Dataset listings of figures:

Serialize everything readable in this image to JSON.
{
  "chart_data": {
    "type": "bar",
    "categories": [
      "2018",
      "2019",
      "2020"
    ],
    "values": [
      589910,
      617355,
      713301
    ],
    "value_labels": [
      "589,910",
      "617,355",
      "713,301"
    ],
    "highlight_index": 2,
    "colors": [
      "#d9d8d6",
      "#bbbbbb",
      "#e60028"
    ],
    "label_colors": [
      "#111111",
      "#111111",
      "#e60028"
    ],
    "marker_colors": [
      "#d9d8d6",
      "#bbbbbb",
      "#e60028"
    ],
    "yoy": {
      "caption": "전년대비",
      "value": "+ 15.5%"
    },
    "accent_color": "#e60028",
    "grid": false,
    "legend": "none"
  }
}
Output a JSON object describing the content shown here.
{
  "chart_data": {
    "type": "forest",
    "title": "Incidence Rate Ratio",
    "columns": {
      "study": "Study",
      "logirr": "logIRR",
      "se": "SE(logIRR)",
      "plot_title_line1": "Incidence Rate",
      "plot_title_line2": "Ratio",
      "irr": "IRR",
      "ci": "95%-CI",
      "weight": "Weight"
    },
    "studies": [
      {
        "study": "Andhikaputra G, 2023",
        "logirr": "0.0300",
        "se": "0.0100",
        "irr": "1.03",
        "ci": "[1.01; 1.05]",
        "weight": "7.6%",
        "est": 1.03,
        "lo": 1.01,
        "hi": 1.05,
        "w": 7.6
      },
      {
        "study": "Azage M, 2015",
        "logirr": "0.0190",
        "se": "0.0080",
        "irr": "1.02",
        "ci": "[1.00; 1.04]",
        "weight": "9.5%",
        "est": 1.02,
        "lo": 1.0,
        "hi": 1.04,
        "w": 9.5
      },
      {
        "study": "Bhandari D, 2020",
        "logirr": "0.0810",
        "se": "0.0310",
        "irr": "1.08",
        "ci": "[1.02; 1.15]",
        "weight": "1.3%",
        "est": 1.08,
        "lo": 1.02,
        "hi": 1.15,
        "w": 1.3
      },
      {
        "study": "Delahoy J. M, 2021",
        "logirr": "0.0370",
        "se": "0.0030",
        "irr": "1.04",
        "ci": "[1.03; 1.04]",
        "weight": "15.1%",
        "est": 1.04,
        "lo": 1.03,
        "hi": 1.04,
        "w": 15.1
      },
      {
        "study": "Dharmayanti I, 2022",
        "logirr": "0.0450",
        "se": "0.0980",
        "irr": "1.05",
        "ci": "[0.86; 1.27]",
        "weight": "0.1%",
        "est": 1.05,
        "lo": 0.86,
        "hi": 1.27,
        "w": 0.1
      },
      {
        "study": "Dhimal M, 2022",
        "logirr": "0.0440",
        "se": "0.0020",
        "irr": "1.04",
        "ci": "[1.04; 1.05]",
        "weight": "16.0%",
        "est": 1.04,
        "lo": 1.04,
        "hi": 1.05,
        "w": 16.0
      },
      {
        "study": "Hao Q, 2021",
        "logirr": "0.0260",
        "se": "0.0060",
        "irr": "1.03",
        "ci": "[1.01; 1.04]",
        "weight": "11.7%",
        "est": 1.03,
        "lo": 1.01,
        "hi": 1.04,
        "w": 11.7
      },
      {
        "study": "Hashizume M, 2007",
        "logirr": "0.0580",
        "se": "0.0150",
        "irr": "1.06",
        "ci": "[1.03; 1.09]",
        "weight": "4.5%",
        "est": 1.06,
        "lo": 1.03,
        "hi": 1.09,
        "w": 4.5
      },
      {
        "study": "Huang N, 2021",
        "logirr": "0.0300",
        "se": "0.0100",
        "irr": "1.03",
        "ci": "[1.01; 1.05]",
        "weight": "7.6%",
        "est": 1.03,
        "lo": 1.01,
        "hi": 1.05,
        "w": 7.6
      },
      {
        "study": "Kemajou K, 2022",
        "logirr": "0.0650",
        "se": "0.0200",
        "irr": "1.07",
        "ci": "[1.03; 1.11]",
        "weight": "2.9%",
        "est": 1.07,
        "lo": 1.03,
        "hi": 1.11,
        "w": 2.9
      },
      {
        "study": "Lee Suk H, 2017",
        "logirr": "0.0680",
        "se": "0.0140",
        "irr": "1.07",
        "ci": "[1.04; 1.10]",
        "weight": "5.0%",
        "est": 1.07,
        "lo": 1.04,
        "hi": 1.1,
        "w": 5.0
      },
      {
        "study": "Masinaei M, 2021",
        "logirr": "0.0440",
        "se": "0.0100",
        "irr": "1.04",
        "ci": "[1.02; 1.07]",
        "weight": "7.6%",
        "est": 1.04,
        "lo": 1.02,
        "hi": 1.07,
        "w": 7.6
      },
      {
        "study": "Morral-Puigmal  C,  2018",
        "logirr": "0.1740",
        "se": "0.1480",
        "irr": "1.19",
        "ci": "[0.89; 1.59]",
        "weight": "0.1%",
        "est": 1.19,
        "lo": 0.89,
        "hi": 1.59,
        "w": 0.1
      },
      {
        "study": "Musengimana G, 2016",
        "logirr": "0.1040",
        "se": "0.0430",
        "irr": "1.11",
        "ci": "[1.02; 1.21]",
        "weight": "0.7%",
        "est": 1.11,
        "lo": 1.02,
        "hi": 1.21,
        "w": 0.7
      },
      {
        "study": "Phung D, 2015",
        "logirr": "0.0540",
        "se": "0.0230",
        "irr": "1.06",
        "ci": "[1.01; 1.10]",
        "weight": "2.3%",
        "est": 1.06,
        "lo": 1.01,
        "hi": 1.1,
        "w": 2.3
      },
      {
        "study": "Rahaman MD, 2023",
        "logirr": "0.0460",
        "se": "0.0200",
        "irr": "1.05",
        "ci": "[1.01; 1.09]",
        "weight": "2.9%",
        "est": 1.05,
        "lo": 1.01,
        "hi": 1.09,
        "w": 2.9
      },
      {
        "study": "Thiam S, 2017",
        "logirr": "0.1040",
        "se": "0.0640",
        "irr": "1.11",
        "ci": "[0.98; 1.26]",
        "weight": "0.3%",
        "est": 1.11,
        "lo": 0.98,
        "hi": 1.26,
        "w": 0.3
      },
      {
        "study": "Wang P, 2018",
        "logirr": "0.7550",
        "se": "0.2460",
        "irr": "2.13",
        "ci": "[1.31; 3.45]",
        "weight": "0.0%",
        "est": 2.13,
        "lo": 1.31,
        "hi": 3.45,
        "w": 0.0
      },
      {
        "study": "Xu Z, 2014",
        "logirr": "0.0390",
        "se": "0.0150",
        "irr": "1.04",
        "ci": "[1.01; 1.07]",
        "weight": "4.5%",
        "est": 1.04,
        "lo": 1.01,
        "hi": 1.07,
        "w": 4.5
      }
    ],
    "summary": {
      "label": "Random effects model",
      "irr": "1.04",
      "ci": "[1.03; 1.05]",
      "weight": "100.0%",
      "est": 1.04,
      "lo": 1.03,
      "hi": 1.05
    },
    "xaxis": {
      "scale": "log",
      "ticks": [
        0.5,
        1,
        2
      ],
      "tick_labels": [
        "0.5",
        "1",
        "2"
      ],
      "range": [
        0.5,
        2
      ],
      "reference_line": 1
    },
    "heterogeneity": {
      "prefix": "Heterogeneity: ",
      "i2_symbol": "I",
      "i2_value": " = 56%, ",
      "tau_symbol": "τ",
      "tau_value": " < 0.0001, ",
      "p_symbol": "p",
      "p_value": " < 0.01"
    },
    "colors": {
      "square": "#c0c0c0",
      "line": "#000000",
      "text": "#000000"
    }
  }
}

▸ Written instruction:
Extract every record. Keep wording exact.

▸ Reply to the exercise:
Serialize everything readable in this image to JSON.
{
  "chart_data": {
    "type": "bar",
    "categories": [
      "2018",
      "2019",
      "2020"
    ],
    "values": [
      589910,
      617355,
      713301
    ],
    "value_labels": [
      "589,910",
      "617,355",
      "713,301"
    ],
    "highlight_index": 2,
    "colors": [
      "#d9d8d6",
      "#bbbbbb",
      "#e60028"
    ],
    "label_colors": [
      "#111111",
      "#111111",
      "#e60028"
    ],
    "marker_colors": [
      "#d9d8d6",
      "#bbbbbb",
      "#e60028"
    ],
    "yoy": {
      "caption": "전년대비",
      "value": "+ 15.5%"
    },
    "accent_color": "#e60028",
    "grid": false,
    "legend": "none"
  }
}
Output a JSON object describing the content shown here.
{
  "chart_data": {
    "type": "forest",
    "title": "Incidence Rate Ratio",
    "columns": {
      "study": "Study",
      "logirr": "logIRR",
      "se": "SE(logIRR)",
      "plot_title_line1": "Incidence Rate",
      "plot_title_line2": "Ratio",
      "irr": "IRR",
      "ci": "95%-CI",
      "weight": "Weight"
    },
    "studies": [
      {
        "study": "Andhikaputra G, 2023",
        "logirr": "0.0300",
        "se": "0.0100",
        "irr": "1.03",
        "ci": "[1.01; 1.05]",
        "weight": "7.6%",
        "est": 1.03,
        "lo": 1.01,
        "hi": 1.05,
        "w": 7.6
      },
      {
        "study": "Azage M, 2015",
        "logirr": "0.0190",
        "se": "0.0080",
        "irr": "1.02",
        "ci": "[1.00; 1.04]",
        "weight": "9.5%",
        "est": 1.02,
        "lo": 1.0,
        "hi": 1.04,
        "w": 9.5
      },
      {
        "study": "Bhandari D, 2020",
        "logirr": "0.0810",
        "se": "0.0310",
        "irr": "1.08",
        "ci": "[1.02; 1.15]",
        "weight": "1.3%",
        "est": 1.08,
        "lo": 1.02,
        "hi": 1.15,
        "w": 1.3
      },
      {
        "study": "Delahoy J. M, 2021",
        "logirr": "0.0370",
        "se": "0.0030",
        "irr": "1.04",
        "ci": "[1.03; 1.04]",
        "weight": "15.1%",
        "est": 1.04,
        "lo": 1.03,
        "hi": 1.04,
        "w": 15.1
      },
      {
        "study": "Dharmayanti I, 2022",
        "logirr": "0.0450",
        "se": "0.0980",
        "irr": "1.05",
        "ci": "[0.86; 1.27]",
        "weight": "0.1%",
        "est": 1.05,
        "lo": 0.86,
        "hi": 1.27,
        "w": 0.1
      },
      {
        "study": "Dhimal M, 2022",
        "logirr": "0.0440",
        "se": "0.0020",
        "irr": "1.04",
        "ci": "[1.04; 1.05]",
        "weight": "16.0%",
        "est": 1.04,
        "lo": 1.04,
        "hi": 1.05,
        "w": 16.0
      },
      {
        "study": "Hao Q, 2021",
        "logirr": "0.0260",
        "se": "0.0060",
        "irr": "1.03",
        "ci": "[1.01; 1.04]",
        "weight": "11.7%",
        "est": 1.03,
        "lo": 1.01,
        "hi": 1.04,
        "w": 11.7
      },
      {
        "study": "Hashizume M, 2007",
        "logirr": "0.0580",
        "se": "0.0150",
        "irr": "1.06",
        "ci": "[1.03; 1.09]",
        "weight": "4.5%",
        "est": 1.06,
        "lo": 1.03,
        "hi": 1.09,
        "w": 4.5
      },
      {
        "study": "Huang N, 2021",
        "logirr": "0.0300",
        "se": "0.0100",
        "irr": "1.03",
        "ci": "[1.01; 1.05]",
        "weight": "7.6%",
        "est": 1.03,
        "lo": 1.01,
        "hi": 1.05,
        "w": 7.6
      },
      {
        "study": "Kemajou K, 2022",
        "logirr": "0.0650",
        "se": "0.0200",
        "irr": "1.07",
        "ci": "[1.03; 1.11]",
        "weight": "2.9%",
        "est": 1.07,
        "lo": 1.03,
        "hi": 1.11,
        "w": 2.9
      },
      {
        "study": "Lee Suk H, 2017",
        "logirr": "0.0680",
        "se": "0.0140",
        "irr": "1.07",
        "ci": "[1.04; 1.10]",
        "weight": "5.0%",
        "est": 1.07,
        "lo": 1.04,
        "hi": 1.1,
        "w": 5.0
      },
      {
        "study": "Masinaei M, 2021",
        "logirr": "0.0440",
        "se": "0.0100",
        "irr": "1.04",
        "ci": "[1.02; 1.07]",
        "weight": "7.6%",
        "est": 1.04,
        "lo": 1.02,
        "hi": 1.07,
        "w": 7.6
      },
      {
        "study": "Morral-Puigmal  C,  2018",
        "logirr": "0.1740",
        "se": "0.1480",
        "irr": "1.19",
        "ci": "[0.89; 1.59]",
        "weight": "0.1%",
        "est": 1.19,
        "lo": 0.89,
        "hi": 1.59,
        "w": 0.1
      },
      {
        "study": "Musengimana G, 2016",
        "logirr": "0.1040",
        "se": "0.0430",
        "irr": "1.11",
        "ci": "[1.02; 1.21]",
        "weight": "0.7%",
        "est": 1.11,
        "lo": 1.02,
        "hi": 1.21,
        "w": 0.7
      },
      {
        "study": "Phung D, 2015",
        "logirr": "0.0540",
        "se": "0.0230",
        "irr": "1.06",
        "ci": "[1.01; 1.10]",
        "weight": "2.3%",
        "est": 1.06,
        "lo": 1.01,
        "hi": 1.1,
        "w": 2.3
      },
      {
        "study": "Rahaman MD, 2023",
        "logirr": "0.0460",
        "se": "0.0200",
        "irr": "1.05",
        "ci": "[1.01; 1.09]",
        "weight": "2.9%",
        "est": 1.05,
        "lo": 1.01,
        "hi": 1.09,
        "w": 2.9
      },
      {
        "study": "Thiam S, 2017",
        "logirr": "0.1040",
        "se": "0.0640",
        "irr": "1.11",
        "ci": "[0.98; 1.26]",
        "weight": "0.3%",
        "est": 1.11,
        "lo": 0.98,
        "hi": 1.26,
        "w": 0.3
      },
      {
        "study": "Wang P, 2018",
        "logirr": "0.7550",
        "se": "0.2460",
        "irr": "2.13",
        "ci": "[1.31; 3.45]",
        "weight": "0.0%",
        "est": 2.13,
        "lo": 1.31,
        "hi": 3.45,
        "w": 0.0
      },
      {
        "study": "Xu Z, 2014",
        "logirr": "0.0390",
        "se": "0.0150",
        "irr": "1.04",
        "ci": "[1.01; 1.07]",
        "weight": "4.5%",
        "est": 1.04,
        "lo": 1.01,
        "hi": 1.07,
        "w": 4.5
      }
    ],
    "summary": {
      "label": "Random effects model",
      "irr": "1.04",
      "ci": "[1.03; 1.05]",
      "weight": "100.0%",
      "est": 1.04,
      "lo": 1.03,
      "hi": 1.05
    },
    "xaxis": {
      "scale": "log",
      "ticks": [
        0.5,
        1,
        2
      ],
      "tick_labels": [
        "0.5",
        "1",
        "2"
      ],
      "range": [
        0.5,
        2
      ],
      "reference_line": 1
    },
    "heterogeneity": {
      "prefix": "Heterogeneity: ",
      "i2_symbol": "I",
      "i2_value": " = 56%, ",
      "tau_symbol": "τ",
      "tau_value": " < 0.0001, ",
      "p_symbol": "p",
      "p_value": " < 0.01"
    },
    "colors": {
      "square": "#c0c0c0",
      "line": "#000000",
      "text": "#000000"
    }
  }
}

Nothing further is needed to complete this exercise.